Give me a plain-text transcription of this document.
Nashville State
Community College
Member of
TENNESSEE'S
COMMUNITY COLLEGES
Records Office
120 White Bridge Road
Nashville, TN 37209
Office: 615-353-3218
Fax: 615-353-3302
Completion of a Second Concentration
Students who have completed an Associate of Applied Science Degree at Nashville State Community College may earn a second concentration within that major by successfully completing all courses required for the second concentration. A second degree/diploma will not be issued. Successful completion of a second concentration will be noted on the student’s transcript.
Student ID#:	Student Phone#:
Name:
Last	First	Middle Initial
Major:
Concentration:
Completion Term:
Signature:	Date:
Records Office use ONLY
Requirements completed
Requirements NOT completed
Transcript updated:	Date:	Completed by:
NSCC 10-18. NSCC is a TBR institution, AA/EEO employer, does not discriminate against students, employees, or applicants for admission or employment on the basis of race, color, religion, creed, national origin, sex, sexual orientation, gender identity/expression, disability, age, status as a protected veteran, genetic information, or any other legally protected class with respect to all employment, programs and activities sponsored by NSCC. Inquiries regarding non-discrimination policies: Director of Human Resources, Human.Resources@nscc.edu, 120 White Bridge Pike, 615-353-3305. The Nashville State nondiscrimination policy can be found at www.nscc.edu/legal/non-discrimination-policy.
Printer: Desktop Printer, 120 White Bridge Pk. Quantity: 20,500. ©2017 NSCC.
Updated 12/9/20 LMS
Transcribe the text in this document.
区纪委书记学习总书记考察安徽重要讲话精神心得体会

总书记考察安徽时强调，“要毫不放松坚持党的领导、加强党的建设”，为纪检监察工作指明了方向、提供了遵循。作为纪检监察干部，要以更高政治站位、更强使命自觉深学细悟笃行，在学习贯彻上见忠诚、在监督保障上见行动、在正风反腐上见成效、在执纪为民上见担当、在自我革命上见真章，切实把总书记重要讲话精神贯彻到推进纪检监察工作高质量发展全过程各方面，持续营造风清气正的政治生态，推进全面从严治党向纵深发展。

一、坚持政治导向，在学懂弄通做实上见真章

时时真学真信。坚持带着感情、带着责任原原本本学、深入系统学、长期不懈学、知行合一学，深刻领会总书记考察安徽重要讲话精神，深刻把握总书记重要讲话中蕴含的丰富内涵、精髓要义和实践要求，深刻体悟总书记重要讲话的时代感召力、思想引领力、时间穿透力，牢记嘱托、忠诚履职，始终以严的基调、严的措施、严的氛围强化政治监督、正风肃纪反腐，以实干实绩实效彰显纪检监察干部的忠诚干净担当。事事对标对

--------

### What to do:
Repeat, character for character, the lines from the one that holds "Transcribe the text in this document." to the final line of the material, inclusive, and no other lines.

### Full output:
Transcribe the text in this document.
区纪委书记学习总书记考察安徽重要讲话精神心得体会

总书记考察安徽时强调，“要毫不放松坚持党的领导、加强党的建设”，为纪检监察工作指明了方向、提供了遵循。作为纪检监察干部，要以更高政治站位、更强使命自觉深学细悟笃行，在学习贯彻上见忠诚、在监督保障上见行动、在正风反腐上见成效、在执纪为民上见担当、在自我革命上见真章，切实把总书记重要讲话精神贯彻到推进纪检监察工作高质量发展全过程各方面，持续营造风清气正的政治生态，推进全面从严治党向纵深发展。

一、坚持政治导向，在学懂弄通做实上见真章

时时真学真信。坚持带着感情、带着责任原原本本学、深入系统学、长期不懈学、知行合一学，深刻领会总书记考察安徽重要讲话精神，深刻把握总书记重要讲话中蕴含的丰富内涵、精髓要义和实践要求，深刻体悟总书记重要讲话的时代感召力、思想引领力、时间穿透力，牢记嘱托、忠诚履职，始终以严的基调、严的措施、严的氛围强化政治监督、正风肃纪反腐，以实干实绩实效彰显纪检监察干部的忠诚干净担当。事事对标对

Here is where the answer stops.